Directions for this task. Convert the lines of the material starting at the one containing "candle-body bbox=[583, 300, 594, 318]" and ending at the one containing "time-tick-label: 11 bbox=[1631, 1214, 1645, 1228]" into a numbered list, leaving out any blank lines.

(Element-and-box listings)
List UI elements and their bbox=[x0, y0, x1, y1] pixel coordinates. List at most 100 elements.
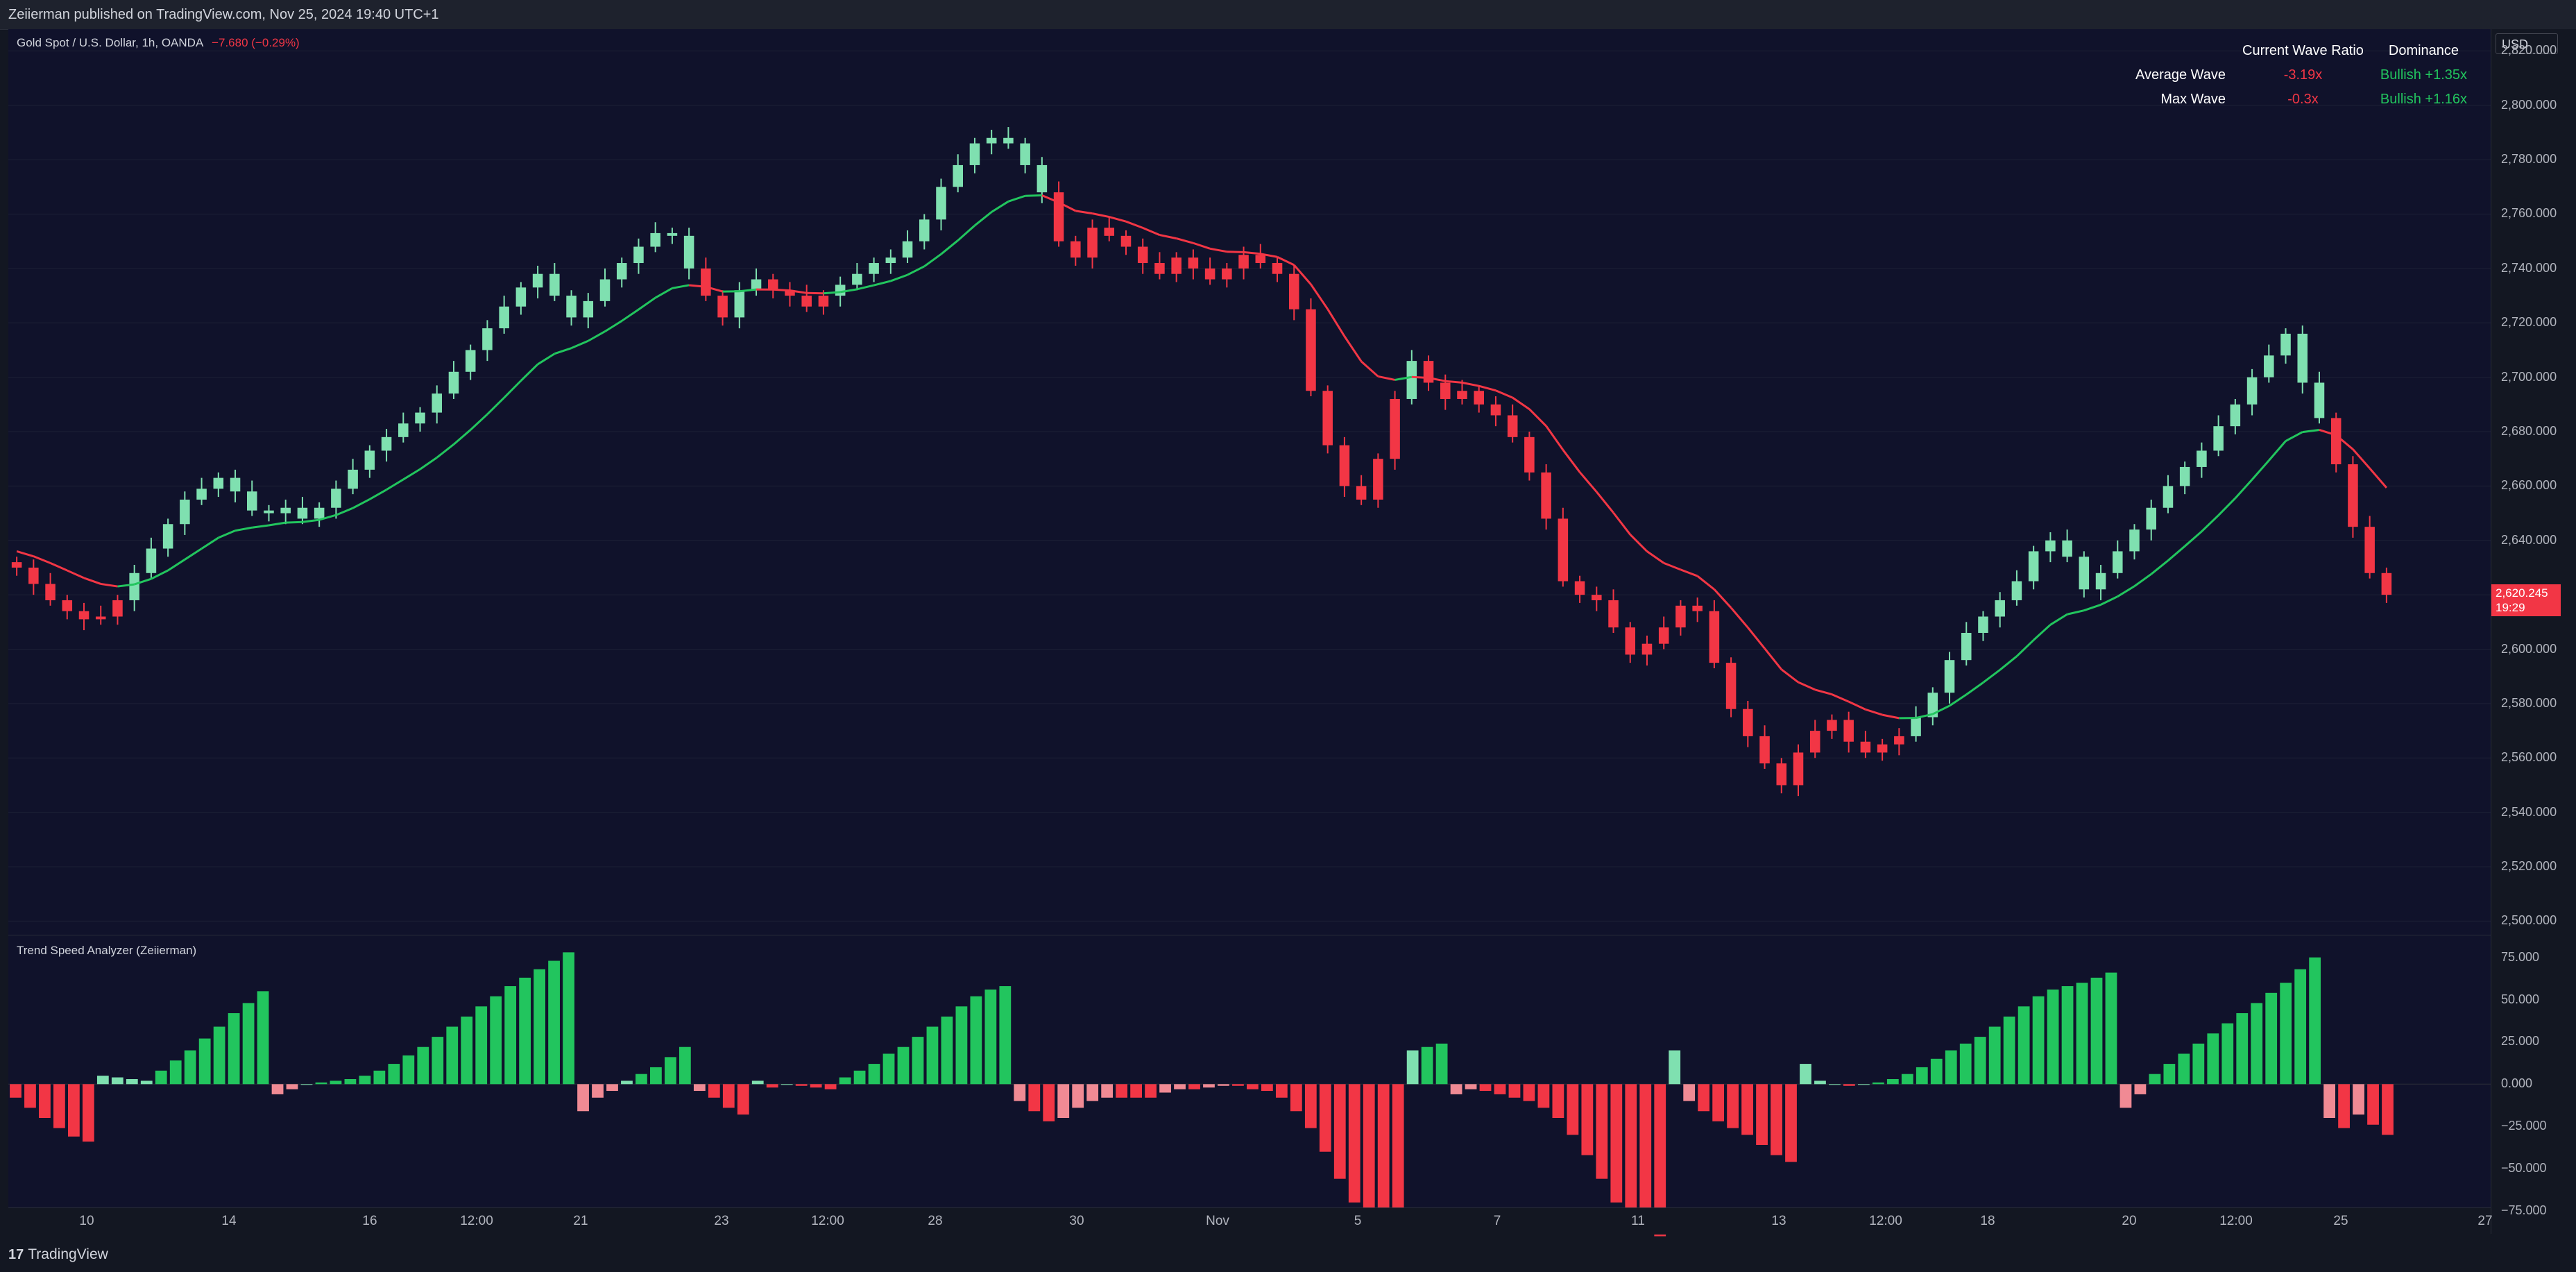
candle-body bbox=[583, 300, 594, 318]
speed-bar bbox=[1363, 1084, 1375, 1220]
speed-bar bbox=[504, 986, 517, 1085]
candle-body bbox=[1894, 736, 1904, 745]
trend-line-segment bbox=[151, 569, 169, 580]
speed-bar bbox=[1086, 1084, 1099, 1101]
trend-line-segment bbox=[1798, 681, 1816, 691]
trend-line-segment bbox=[1982, 669, 2001, 684]
wave-ratio-table: Current Wave Ratio Dominance Average Wav… bbox=[2127, 39, 2475, 112]
time-tick-label: 11 bbox=[1631, 1214, 1645, 1228]
candle-body bbox=[515, 287, 527, 307]
candle-body bbox=[465, 350, 476, 372]
trend-line-segment bbox=[1965, 681, 1984, 696]
time-tick-label: 7 bbox=[1493, 1214, 1501, 1228]
candle-body bbox=[11, 562, 22, 568]
candle-body bbox=[448, 371, 459, 394]
candle-body bbox=[701, 268, 711, 296]
candle-body bbox=[280, 507, 291, 514]
price-axis[interactable]: USD 2,820.000 2,800.000 2,780.000 2,760.000… bbox=[2491, 29, 2576, 1260]
speed-bar bbox=[432, 1037, 444, 1085]
trend-line-segment bbox=[503, 380, 522, 399]
price-tick-label: 2,740.000 bbox=[2501, 260, 2557, 275]
indicator-chart[interactable] bbox=[8, 935, 2491, 1262]
trend-line-segment bbox=[1411, 375, 1429, 380]
trend-line-segment bbox=[2067, 609, 2085, 616]
candle-body bbox=[1104, 228, 1115, 236]
speed-bar bbox=[2382, 1084, 2394, 1135]
candle-body bbox=[969, 143, 980, 165]
candle-body bbox=[432, 393, 443, 413]
speed-bar bbox=[926, 1026, 939, 1085]
trend-line-segment bbox=[2335, 434, 2354, 450]
trend-line-segment bbox=[2184, 530, 2203, 548]
speed-bar bbox=[912, 1037, 924, 1085]
speed-bar bbox=[1756, 1084, 1768, 1145]
candle-body bbox=[213, 477, 224, 489]
tradingview-logo[interactable]: 17 TradingView bbox=[8, 1246, 108, 1263]
candle-body bbox=[2381, 573, 2392, 595]
speed-bar bbox=[68, 1084, 80, 1137]
candle-body bbox=[1204, 268, 1216, 280]
time-tick-label: 12:00 bbox=[460, 1214, 493, 1228]
speed-bar bbox=[2134, 1084, 2147, 1094]
symbol-legend[interactable]: Gold Spot / U.S. Dollar, 1h, OANDA −7.68… bbox=[17, 36, 300, 50]
currency-label[interactable]: USD bbox=[2496, 33, 2558, 54]
speed-bar bbox=[2018, 1006, 2030, 1085]
trend-line-segment bbox=[1109, 216, 1127, 223]
trend-line-segment bbox=[1293, 264, 1312, 285]
speed-bar bbox=[1203, 1084, 1215, 1088]
indicator-tick-label: −75.000 bbox=[2501, 1203, 2547, 1217]
footer: 17 TradingView bbox=[0, 1237, 2576, 1272]
candle-body bbox=[869, 263, 879, 274]
speed-bar bbox=[242, 1003, 255, 1085]
candle-body bbox=[264, 510, 274, 514]
indicator-pane[interactable]: Trend Speed Analyzer (Zeiierman) bbox=[8, 935, 2491, 1262]
trend-line-segment bbox=[1865, 708, 1883, 716]
candle-body bbox=[2213, 426, 2224, 451]
trend-line-segment bbox=[1428, 377, 1446, 382]
candle-body bbox=[785, 290, 795, 296]
speed-bar bbox=[169, 1060, 182, 1085]
candle-body bbox=[2364, 527, 2375, 573]
speed-bar bbox=[2294, 969, 2307, 1085]
trend-line-segment bbox=[654, 287, 673, 299]
trend-line-segment bbox=[318, 514, 336, 521]
trend-line-segment bbox=[1075, 210, 1093, 215]
trend-line-segment bbox=[352, 498, 370, 509]
candle-body bbox=[1037, 164, 1048, 193]
speed-bar bbox=[693, 1084, 706, 1092]
price-pane[interactable]: Gold Spot / U.S. Dollar, 1h, OANDA −7.68… bbox=[8, 29, 2491, 935]
candle-body bbox=[1306, 309, 1316, 391]
trend-line-segment bbox=[2100, 595, 2118, 606]
trend-line-segment bbox=[184, 548, 203, 561]
speed-bar bbox=[737, 1084, 749, 1115]
trend-line-segment bbox=[1378, 375, 1395, 381]
speed-bar bbox=[2003, 1016, 2015, 1085]
trend-line-segment bbox=[252, 524, 269, 529]
speed-bar bbox=[1435, 1043, 1448, 1085]
speed-bar bbox=[1319, 1084, 1331, 1152]
candle-body bbox=[1373, 459, 1383, 500]
trend-line-segment bbox=[1949, 693, 1968, 707]
candle-body bbox=[1911, 717, 1921, 736]
speed-bar bbox=[722, 1084, 735, 1108]
price-chart[interactable] bbox=[8, 29, 2491, 935]
candle-body bbox=[1222, 268, 1232, 280]
trend-line-segment bbox=[1629, 534, 1648, 552]
trend-line-segment bbox=[101, 582, 118, 588]
trend-line-segment bbox=[2201, 514, 2219, 532]
indicator-title[interactable]: Trend Speed Analyzer (Zeiierman) bbox=[17, 944, 197, 957]
speed-bar bbox=[82, 1084, 94, 1142]
time-axis[interactable]: 10 14 16 12:00 21 23 12:00 28 30 Nov 5 7 11 13 12:00 18… bbox=[8, 1207, 2493, 1235]
chart-area[interactable]: Gold Spot / U.S. Dollar, 1h, OANDA −7.68… bbox=[8, 29, 2491, 1237]
candle-body bbox=[767, 279, 778, 291]
candle-body bbox=[1809, 731, 1820, 753]
time-tick-label: 16 bbox=[362, 1214, 377, 1228]
candle-body bbox=[902, 241, 913, 258]
time-tick-label: 14 bbox=[221, 1214, 237, 1228]
indicator-tick-label: 25.000 bbox=[2501, 1034, 2540, 1049]
speed-bar bbox=[1275, 1084, 1288, 1098]
trend-line-segment bbox=[49, 562, 68, 572]
indicator-tick-label: 50.000 bbox=[2501, 992, 2540, 1006]
speed-bar bbox=[1479, 1084, 1492, 1092]
trend-line-segment bbox=[1882, 713, 1900, 720]
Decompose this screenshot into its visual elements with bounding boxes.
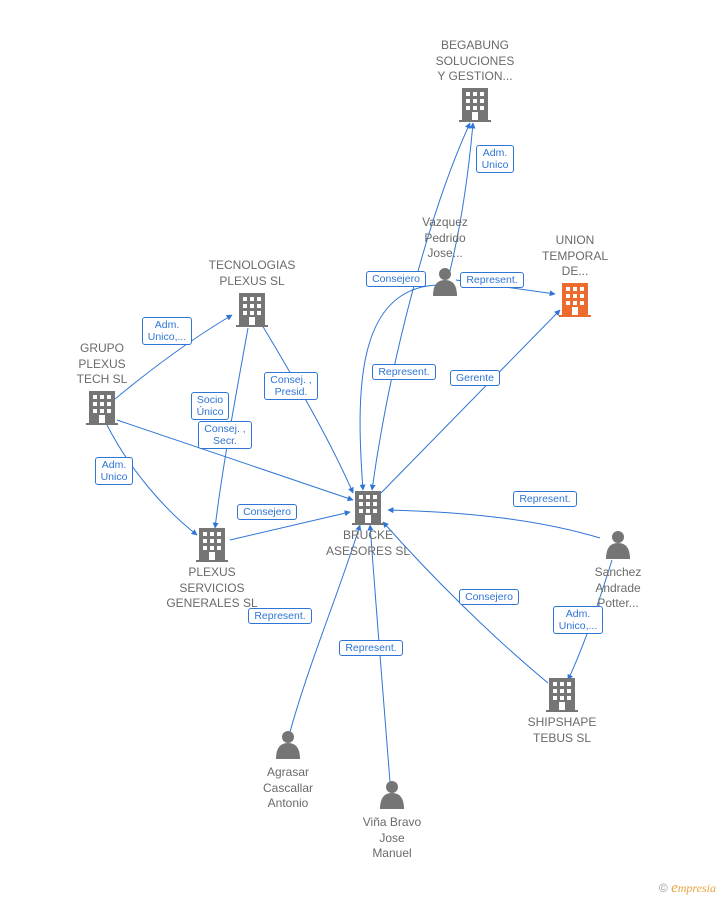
node-label-union: UNION TEMPORAL DE... xyxy=(520,233,630,280)
company-node-tecnologias[interactable] xyxy=(236,293,268,327)
edge-label: Represent. xyxy=(513,491,576,507)
edge-label: Consej. , Secr. xyxy=(198,421,251,449)
edge-label: Consejero xyxy=(459,589,519,605)
edge-label: Adm. Unico,... xyxy=(553,606,604,634)
edge xyxy=(372,123,470,490)
edge xyxy=(381,310,560,493)
edge-label: Consejero xyxy=(366,271,426,287)
company-node-begabung[interactable] xyxy=(459,88,491,122)
company-node-shipshape[interactable] xyxy=(546,678,578,712)
edge-label: Represent. xyxy=(339,640,402,656)
person-node-agrasar[interactable] xyxy=(276,731,300,759)
brand-name: empresia xyxy=(671,881,716,895)
edge-label: Socio Único xyxy=(191,392,230,420)
person-node-sanchez[interactable] xyxy=(606,531,630,559)
edge-label: Gerente xyxy=(450,370,500,386)
company-node-grupo[interactable] xyxy=(86,391,118,425)
person-node-vazquez[interactable] xyxy=(433,268,457,296)
company-node-plexus_sg[interactable] xyxy=(196,528,228,562)
node-label-agrasar: Agrasar Cascallar Antonio xyxy=(233,765,343,812)
edge-label: Adm. Unico xyxy=(476,145,515,173)
node-label-begabung: BEGABUNG SOLUCIONES Y GESTION... xyxy=(420,38,530,85)
company-node-brucke[interactable] xyxy=(352,491,384,525)
node-label-sanchez: Sanchez Andrade Potter... xyxy=(563,565,673,612)
edge xyxy=(262,325,353,493)
edge-label: Represent. xyxy=(248,608,311,624)
diagram-canvas xyxy=(0,0,728,905)
company-node-union[interactable] xyxy=(559,283,591,317)
node-label-vazquez: Vazquez Pedrido Jose... xyxy=(390,215,500,262)
node-label-plexus_sg: PLEXUS SERVICIOS GENERALES SL xyxy=(157,565,267,612)
node-label-tecnologias: TECNOLOGIAS PLEXUS SL xyxy=(197,258,307,289)
copyright-symbol: © xyxy=(659,881,668,895)
node-label-shipshape: SHIPSHAPE TEBUS SL xyxy=(507,715,617,746)
node-label-vina: Viña Bravo Jose Manuel xyxy=(337,815,447,862)
edge-label: Consejero xyxy=(237,504,297,520)
node-label-grupo: GRUPO PLEXUS TECH SL xyxy=(47,341,157,388)
edge-label: Adm. Unico xyxy=(95,457,134,485)
node-label-brucke: BRUCKE ASESORES SL xyxy=(313,528,423,559)
edge-label: Represent. xyxy=(372,364,435,380)
edge xyxy=(360,285,437,490)
edge-label: Adm. Unico,... xyxy=(142,317,193,345)
person-node-vina[interactable] xyxy=(380,781,404,809)
footer-credit: © empresia xyxy=(659,880,716,897)
edge-label: Represent. xyxy=(460,272,523,288)
edge-label: Consej. , Presid. xyxy=(264,372,317,400)
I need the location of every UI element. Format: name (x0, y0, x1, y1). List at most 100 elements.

Response to this task.
1. candle-body bbox=[583, 300, 594, 318]
2. speed-bar bbox=[1363, 1084, 1375, 1220]
3. speed-bar bbox=[504, 986, 517, 1085]
4. candle-body bbox=[1894, 736, 1904, 745]
5. trend-line-segment bbox=[151, 569, 169, 580]
6. speed-bar bbox=[1086, 1084, 1099, 1101]
7. trend-line-segment bbox=[1798, 681, 1816, 691]
8. trend-line-segment bbox=[1982, 669, 2001, 684]
9. wave-ratio-table: Current Wave Ratio Dominance Average Wav… bbox=[2127, 39, 2475, 112]
10. time-tick-label: 11 bbox=[1631, 1214, 1645, 1228]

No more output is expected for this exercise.